* start The data *

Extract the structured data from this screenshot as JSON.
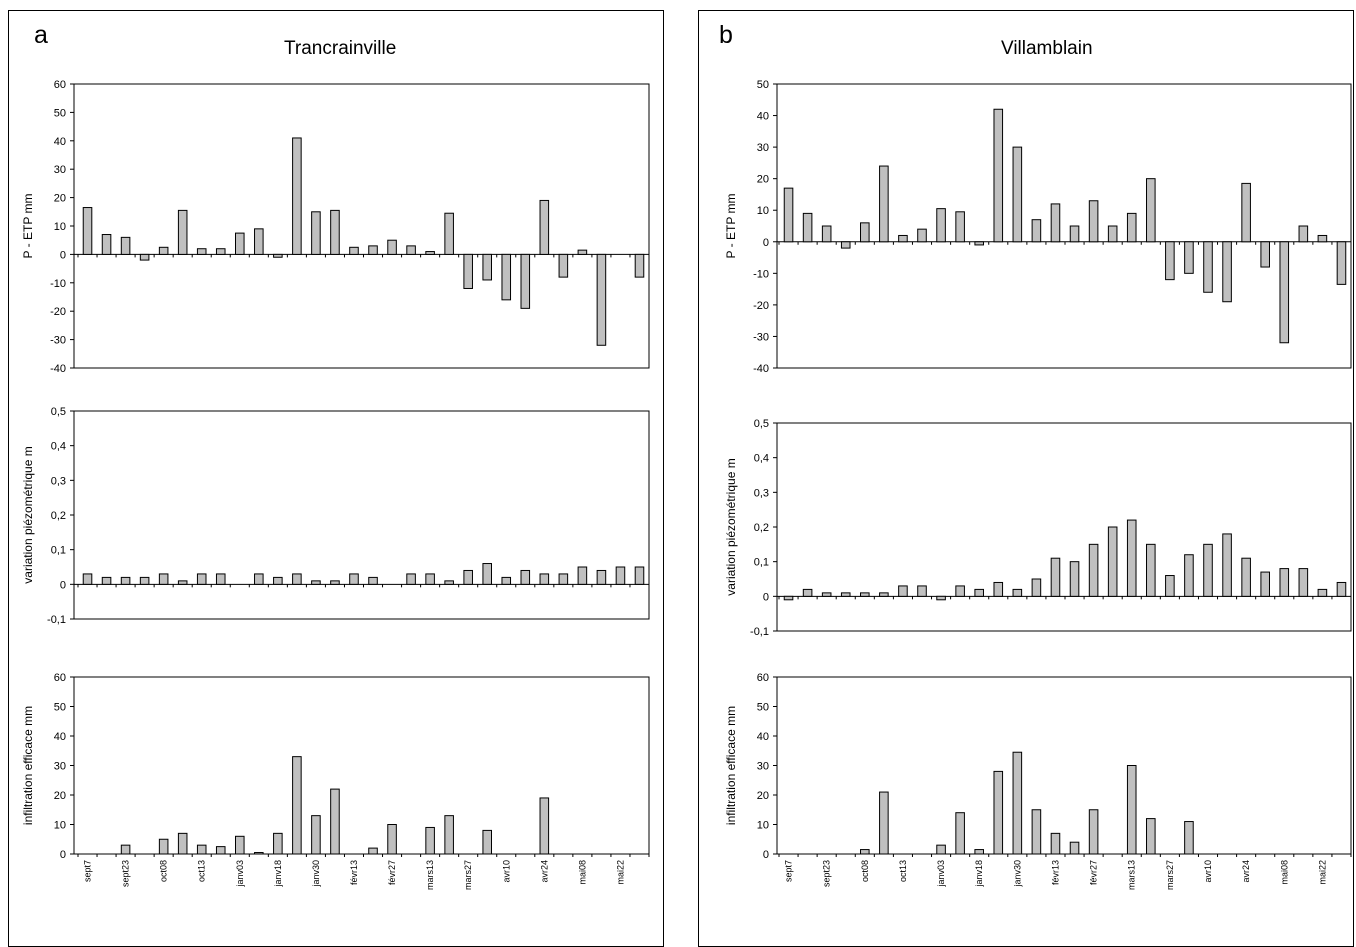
{
  "chart_data": [
    {
      "panel": "a",
      "title": "Trancrainville",
      "type": "bar",
      "x_tick_labels": [
        "sept7",
        "sept23",
        "oct08",
        "oct13",
        "janv03",
        "janv18",
        "janv30",
        "févr13",
        "févr27",
        "mars13",
        "mars27",
        "avr10",
        "avr24",
        "mai08",
        "mai22"
      ],
      "subplots": [
        {
          "ylabel": "P - ETP    mm",
          "ylim": [
            -40,
            60
          ],
          "yticks": [
            "60",
            "50",
            "40",
            "30",
            "20",
            "10",
            "0",
            "-10",
            "-20",
            "-30",
            "-40"
          ],
          "values": [
            16.5,
            7,
            6,
            -2,
            2.5,
            15.5,
            2,
            2,
            7.5,
            9,
            -1,
            41,
            15,
            15.5,
            2.5,
            3,
            5,
            3,
            1,
            14.5,
            -12,
            -9,
            -16,
            -19,
            19,
            -8,
            1.5,
            -32,
            0,
            -8
          ]
        },
        {
          "ylabel": "variation piézométrique   m",
          "ylim": [
            -0.1,
            0.5
          ],
          "yticks": [
            "0,5",
            "0,4",
            "0,3",
            "0,2",
            "0,1",
            "0",
            "-0,1"
          ],
          "values": [
            0.03,
            0.02,
            0.02,
            0.02,
            0.03,
            0.01,
            0.03,
            0.03,
            0,
            0.03,
            0.02,
            0.03,
            0.01,
            0.01,
            0.03,
            0.02,
            0,
            0.03,
            0.03,
            0.01,
            0.04,
            0.06,
            0.02,
            0.04,
            0.03,
            0.03,
            0.05,
            0.04,
            0.05,
            0.05
          ]
        },
        {
          "ylabel": "infiltration efficace   mm",
          "ylim": [
            0,
            60
          ],
          "yticks": [
            "60",
            "50",
            "40",
            "30",
            "20",
            "10",
            "0"
          ],
          "values": [
            0,
            0,
            3,
            0,
            5,
            7,
            3,
            2.5,
            6,
            0.5,
            7,
            33,
            13,
            22,
            0,
            2,
            10,
            0,
            9,
            13,
            0,
            8,
            0,
            0,
            19,
            0,
            0,
            0,
            0,
            0
          ]
        }
      ]
    },
    {
      "panel": "b",
      "title": "Villamblain",
      "type": "bar",
      "x_tick_labels": [
        "sept7",
        "sept23",
        "oct08",
        "oct13",
        "janv03",
        "janv18",
        "janv30",
        "févr13",
        "févr27",
        "mars13",
        "mars27",
        "avr10",
        "avr24",
        "mai08",
        "mai22"
      ],
      "subplots": [
        {
          "ylabel": "P - ETP    mm",
          "ylim": [
            -40,
            50
          ],
          "yticks": [
            "50",
            "40",
            "30",
            "20",
            "10",
            "0",
            "-10",
            "-20",
            "-30",
            "-40"
          ],
          "values": [
            17,
            9,
            5,
            -2,
            6,
            24,
            2,
            4,
            10.5,
            9.5,
            -1,
            42,
            30,
            7,
            12,
            5,
            13,
            5,
            9,
            20,
            -12,
            -10,
            -16,
            -19,
            18.5,
            -8,
            -32,
            5,
            2,
            -13.5
          ]
        },
        {
          "ylabel": "variation piézométrique   m",
          "ylim": [
            -0.1,
            0.5
          ],
          "yticks": [
            "0,5",
            "0,4",
            "0,3",
            "0,2",
            "0,1",
            "0",
            "-0,1"
          ],
          "values": [
            -0.01,
            0.02,
            0.01,
            0.01,
            0.01,
            0.01,
            0.03,
            0.03,
            -0.01,
            0.03,
            0.02,
            0.04,
            0.02,
            0.05,
            0.11,
            0.1,
            0.15,
            0.2,
            0.22,
            0.15,
            0.06,
            0.12,
            0.15,
            0.18,
            0.11,
            0.07,
            0.08,
            0.08,
            0.02,
            0.04
          ]
        },
        {
          "ylabel": "infiltration efficace   mm",
          "ylim": [
            0,
            60
          ],
          "yticks": [
            "60",
            "50",
            "40",
            "30",
            "20",
            "10",
            "0"
          ],
          "values": [
            0,
            0,
            0,
            0,
            1.5,
            21,
            0,
            0,
            3,
            14,
            1.5,
            28,
            34.5,
            15,
            7,
            4,
            15,
            0,
            30,
            12,
            0,
            11,
            0,
            0,
            0,
            0,
            0,
            0,
            0,
            0
          ]
        }
      ]
    }
  ],
  "panels": [
    {
      "letter": "a",
      "title": "Trancrainville"
    },
    {
      "letter": "b",
      "title": "Villamblain"
    }
  ],
  "colors": {
    "bar_fill": "#c0c0c0",
    "bar_stroke": "#000000",
    "axis": "#000000"
  }
}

* end The data *

What is expected »
From the material above, copy everything exactly but the pictures.

Reply to the exercise »
Extract the structured data from this screenshot as JSON.
{
  "chart_data": [
    {
      "panel": "a",
      "title": "Trancrainville",
      "type": "bar",
      "x_tick_labels": [
        "sept7",
        "sept23",
        "oct08",
        "oct13",
        "janv03",
        "janv18",
        "janv30",
        "févr13",
        "févr27",
        "mars13",
        "mars27",
        "avr10",
        "avr24",
        "mai08",
        "mai22"
      ],
      "subplots": [
        {
          "ylabel": "P - ETP    mm",
          "ylim": [
            -40,
            60
          ],
          "yticks": [
            "60",
            "50",
            "40",
            "30",
            "20",
            "10",
            "0",
            "-10",
            "-20",
            "-30",
            "-40"
          ],
          "values": [
            16.5,
            7,
            6,
            -2,
            2.5,
            15.5,
            2,
            2,
            7.5,
            9,
            -1,
            41,
            15,
            15.5,
            2.5,
            3,
            5,
            3,
            1,
            14.5,
            -12,
            -9,
            -16,
            -19,
            19,
            -8,
            1.5,
            -32,
            0,
            -8
          ]
        },
        {
          "ylabel": "variation piézométrique   m",
          "ylim": [
            -0.1,
            0.5
          ],
          "yticks": [
            "0,5",
            "0,4",
            "0,3",
            "0,2",
            "0,1",
            "0",
            "-0,1"
          ],
          "values": [
            0.03,
            0.02,
            0.02,
            0.02,
            0.03,
            0.01,
            0.03,
            0.03,
            0,
            0.03,
            0.02,
            0.03,
            0.01,
            0.01,
            0.03,
            0.02,
            0,
            0.03,
            0.03,
            0.01,
            0.04,
            0.06,
            0.02,
            0.04,
            0.03,
            0.03,
            0.05,
            0.04,
            0.05,
            0.05
          ]
        },
        {
          "ylabel": "infiltration efficace   mm",
          "ylim": [
            0,
            60
          ],
          "yticks": [
            "60",
            "50",
            "40",
            "30",
            "20",
            "10",
            "0"
          ],
          "values": [
            0,
            0,
            3,
            0,
            5,
            7,
            3,
            2.5,
            6,
            0.5,
            7,
            33,
            13,
            22,
            0,
            2,
            10,
            0,
            9,
            13,
            0,
            8,
            0,
            0,
            19,
            0,
            0,
            0,
            0,
            0
          ]
        }
      ]
    },
    {
      "panel": "b",
      "title": "Villamblain",
      "type": "bar",
      "x_tick_labels": [
        "sept7",
        "sept23",
        "oct08",
        "oct13",
        "janv03",
        "janv18",
        "janv30",
        "févr13",
        "févr27",
        "mars13",
        "mars27",
        "avr10",
        "avr24",
        "mai08",
        "mai22"
      ],
      "subplots": [
        {
          "ylabel": "P - ETP    mm",
          "ylim": [
            -40,
            50
          ],
          "yticks": [
            "50",
            "40",
            "30",
            "20",
            "10",
            "0",
            "-10",
            "-20",
            "-30",
            "-40"
          ],
          "values": [
            17,
            9,
            5,
            -2,
            6,
            24,
            2,
            4,
            10.5,
            9.5,
            -1,
            42,
            30,
            7,
            12,
            5,
            13,
            5,
            9,
            20,
            -12,
            -10,
            -16,
            -19,
            18.5,
            -8,
            -32,
            5,
            2,
            -13.5
          ]
        },
        {
          "ylabel": "variation piézométrique   m",
          "ylim": [
            -0.1,
            0.5
          ],
          "yticks": [
            "0,5",
            "0,4",
            "0,3",
            "0,2",
            "0,1",
            "0",
            "-0,1"
          ],
          "values": [
            -0.01,
            0.02,
            0.01,
            0.01,
            0.01,
            0.01,
            0.03,
            0.03,
            -0.01,
            0.03,
            0.02,
            0.04,
            0.02,
            0.05,
            0.11,
            0.1,
            0.15,
            0.2,
            0.22,
            0.15,
            0.06,
            0.12,
            0.15,
            0.18,
            0.11,
            0.07,
            0.08,
            0.08,
            0.02,
            0.04
          ]
        },
        {
          "ylabel": "infiltration efficace   mm",
          "ylim": [
            0,
            60
          ],
          "yticks": [
            "60",
            "50",
            "40",
            "30",
            "20",
            "10",
            "0"
          ],
          "values": [
            0,
            0,
            0,
            0,
            1.5,
            21,
            0,
            0,
            3,
            14,
            1.5,
            28,
            34.5,
            15,
            7,
            4,
            15,
            0,
            30,
            12,
            0,
            11,
            0,
            0,
            0,
            0,
            0,
            0,
            0,
            0
          ]
        }
      ]
    }
  ],
  "panels": [
    {
      "letter": "a",
      "title": "Trancrainville"
    },
    {
      "letter": "b",
      "title": "Villamblain"
    }
  ],
  "colors": {
    "bar_fill": "#c0c0c0",
    "bar_stroke": "#000000",
    "axis": "#000000"
  }
}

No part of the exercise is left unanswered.